*** PASSAGE TO READ ***

Abstract
The European Lead Factory, a public–private initiative for drug discovery launched in February, is ramping up. Its partners—initially a consortium of 7 pharmaceutical firms, 10 small- to medium-size companies, and 13 academic and nonprofit participants—will have access to approximately 500,000 chemical compounds and an ultra-high-throughput screening center.
The European Lead Factory, a public–private initiative for drug discovery, debuted in February and is now ramping up. Partners in the initiative—currently a consortium of 7 pharmaceutical firms, 10 small- to medium-size companies, and 13 academic and nonprofit participants—will have access to approximately 500,000 chemical compounds and a leading-edge screening center with ultra-high-throughput robotics.
During the 6-month ramp-up, industry and academic researchers are contributing compounds and screening assays to the Lead Factory for validation and possible selection. “Once we've established our processes for selection and transfer of assays, we will recruit assays from contributing third parties outside the consortium,” says Ton Rijnders, PhD, head of screening for the Lead Factory and scientific director of TI Pharma. A nonprofit based in Leiden, the Netherlands, TI Pharma provides oversight for the project.
More than half of the compounds in the Lead Factory's collection will come from participating pharmaceutical companies, including AstraZeneca AB in Sweden, Bayer Pharma AG in Germany, H. Lundback A/S in Denmark, Johnson & Johnson's Janssen Pharmaceuticals in Belgium, Merck KGaA in Germany, Sanofi in Germany, and UCB Pharma SA in Belgium.
“This will definitely be a library of higher-quality molecules that will likely afford more interesting results than other screening initiatives,” says Lead Factory partner Huib Ovaa, PhD, a biochemist at the Netherlands Cancer Institute in Amsterdam.
Ovaa is contributing novel compounds and plans to use the screening facility for research related to his lab's focus on cancer therapy associated with proteasome activity.

*** End of PASSAGE TO READ ***
*** DATASET CONTENT ***

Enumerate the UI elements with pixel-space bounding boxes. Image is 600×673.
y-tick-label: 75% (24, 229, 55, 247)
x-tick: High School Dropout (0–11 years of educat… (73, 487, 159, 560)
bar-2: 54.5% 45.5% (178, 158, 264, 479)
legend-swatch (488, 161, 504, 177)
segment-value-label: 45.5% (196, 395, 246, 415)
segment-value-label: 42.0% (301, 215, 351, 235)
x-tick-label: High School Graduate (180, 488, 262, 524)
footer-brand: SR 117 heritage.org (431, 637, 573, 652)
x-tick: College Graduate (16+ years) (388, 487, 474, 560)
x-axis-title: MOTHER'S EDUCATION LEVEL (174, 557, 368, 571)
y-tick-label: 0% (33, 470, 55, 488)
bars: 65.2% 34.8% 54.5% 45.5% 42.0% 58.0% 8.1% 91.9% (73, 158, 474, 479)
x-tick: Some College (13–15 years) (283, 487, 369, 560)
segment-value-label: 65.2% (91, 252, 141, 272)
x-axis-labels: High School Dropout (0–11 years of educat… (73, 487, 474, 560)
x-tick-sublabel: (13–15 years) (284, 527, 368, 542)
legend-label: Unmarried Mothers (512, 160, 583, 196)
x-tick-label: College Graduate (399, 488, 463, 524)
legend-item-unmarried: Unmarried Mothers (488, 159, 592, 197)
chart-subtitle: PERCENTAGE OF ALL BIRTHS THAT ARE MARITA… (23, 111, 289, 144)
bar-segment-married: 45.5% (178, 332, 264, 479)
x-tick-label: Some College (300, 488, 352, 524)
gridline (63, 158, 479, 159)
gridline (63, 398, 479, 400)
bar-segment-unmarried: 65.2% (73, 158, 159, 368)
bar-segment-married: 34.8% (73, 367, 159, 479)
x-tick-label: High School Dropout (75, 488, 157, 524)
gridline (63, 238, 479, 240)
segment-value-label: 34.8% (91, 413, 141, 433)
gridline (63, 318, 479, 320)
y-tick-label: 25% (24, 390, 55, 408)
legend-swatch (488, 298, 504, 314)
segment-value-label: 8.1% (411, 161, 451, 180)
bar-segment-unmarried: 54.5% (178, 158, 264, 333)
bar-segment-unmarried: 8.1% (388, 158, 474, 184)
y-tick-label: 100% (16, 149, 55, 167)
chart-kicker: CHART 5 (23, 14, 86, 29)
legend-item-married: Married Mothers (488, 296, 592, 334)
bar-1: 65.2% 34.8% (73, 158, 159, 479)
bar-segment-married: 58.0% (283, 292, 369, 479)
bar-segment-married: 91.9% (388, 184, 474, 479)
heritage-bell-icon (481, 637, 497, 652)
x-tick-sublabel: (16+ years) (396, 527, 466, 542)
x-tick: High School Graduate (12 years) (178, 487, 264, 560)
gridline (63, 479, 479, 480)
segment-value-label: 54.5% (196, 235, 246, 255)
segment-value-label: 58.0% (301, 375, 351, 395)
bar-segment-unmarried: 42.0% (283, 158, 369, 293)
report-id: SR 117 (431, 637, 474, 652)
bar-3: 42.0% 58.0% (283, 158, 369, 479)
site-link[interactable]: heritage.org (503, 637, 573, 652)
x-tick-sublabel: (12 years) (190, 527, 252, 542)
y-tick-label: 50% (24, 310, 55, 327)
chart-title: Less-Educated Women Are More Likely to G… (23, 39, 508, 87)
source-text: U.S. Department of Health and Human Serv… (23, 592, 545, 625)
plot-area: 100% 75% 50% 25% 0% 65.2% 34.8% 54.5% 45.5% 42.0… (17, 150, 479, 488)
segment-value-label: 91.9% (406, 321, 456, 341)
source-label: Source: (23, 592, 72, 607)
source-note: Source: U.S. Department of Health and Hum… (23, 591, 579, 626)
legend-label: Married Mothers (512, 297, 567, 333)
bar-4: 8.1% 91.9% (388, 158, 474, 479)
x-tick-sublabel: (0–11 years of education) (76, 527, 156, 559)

*** End of DATASET CONTENT ***

TASK INSTRUCTIONS:
a – Copy the stretch of the European Lead Factory article from "During the 6-month" through "SA in Belgium.".
b – Turn the paragraph of the European Lead Factory article beginning "More than half of the compounds" into a short list that keeps its main facts.
c – Write the next part of the article about the European Lead Factory, picking up after its final sentence.
The records have no connection to the article about the European Lead Factory.

OUTPUTS FOR THE TASKS:
a –
During the 6-month ramp-up, industry and academic researchers are contributing compounds and screening assays to the Lead Factory for validation and possible selection. “Once we've established our processes for selection and transfer of assays, we will recruit assays from contributing third parties outside the consortium,” says Ton Rijnders, PhD, head of screening for the Lead Factory and scientific director of TI Pharma. A nonprofit based in Leiden, the Netherlands, TI Pharma provides oversight for the project.
More than half of the compounds in the Lead Factory's collection will come from participating pharmaceutical companies, including AstraZeneca AB in Sweden, Bayer Pharma AG in Germany, H. Lundback A/S in Denmark, Johnson & Johnson's Janssen Pharmaceuticals in Belgium, Merck KGaA in Germany, Sanofi in Germany, and UCB Pharma SA in Belgium.

b –
Over half of the Lead Factory's compounds will come from participating pharmaceutical companies:
- AstraZeneca AB (Sweden)
- Bayer Pharma AG (Germany)
- H. Lundback A/S (Denmark)
- Johnson & Johnson's Janssen Pharmaceuticals (Belgium)
- Merck KGaA (Germany)
- Sanofi (Germany)
- UCB Pharma SA (Belgium)

c –
Whereas pharmaceutical partners will perform screens internally, public screens requested by academic partners will be performed at a screening center in the Netherlands. The facility, originally designed for Merck but donated to one of the Lead Factory partners, Pivot Park, employs ultra-high-throughput robotics and will provide industry-level evaluation of compounds for activity against new targets.
“This is a unique machine that cannot be found anywhere else,” says Ovaa. “With the Lead Factory, you have access to the best of everything.”
After running screens for a target, the Lead Factory will provide the target owner with a “qualified hit list” of compounds that fit the desired criteria in terms of activity, selectivity, and other factors. From there, “the target owner is in the driver's seat,” says Rijnders. “But we encourage them to explore drug development options with the pharmaceutical partners in the consortium, who are participating for several reasons, one of which is to have early access to innovative targets.”
Funding for the initiative comes from the partners and from the Innovative Medicines Initiative of Brussels, Belgium, a joint undertaking between the European Union and the European Federation of Pharmaceutical Industries and Associations.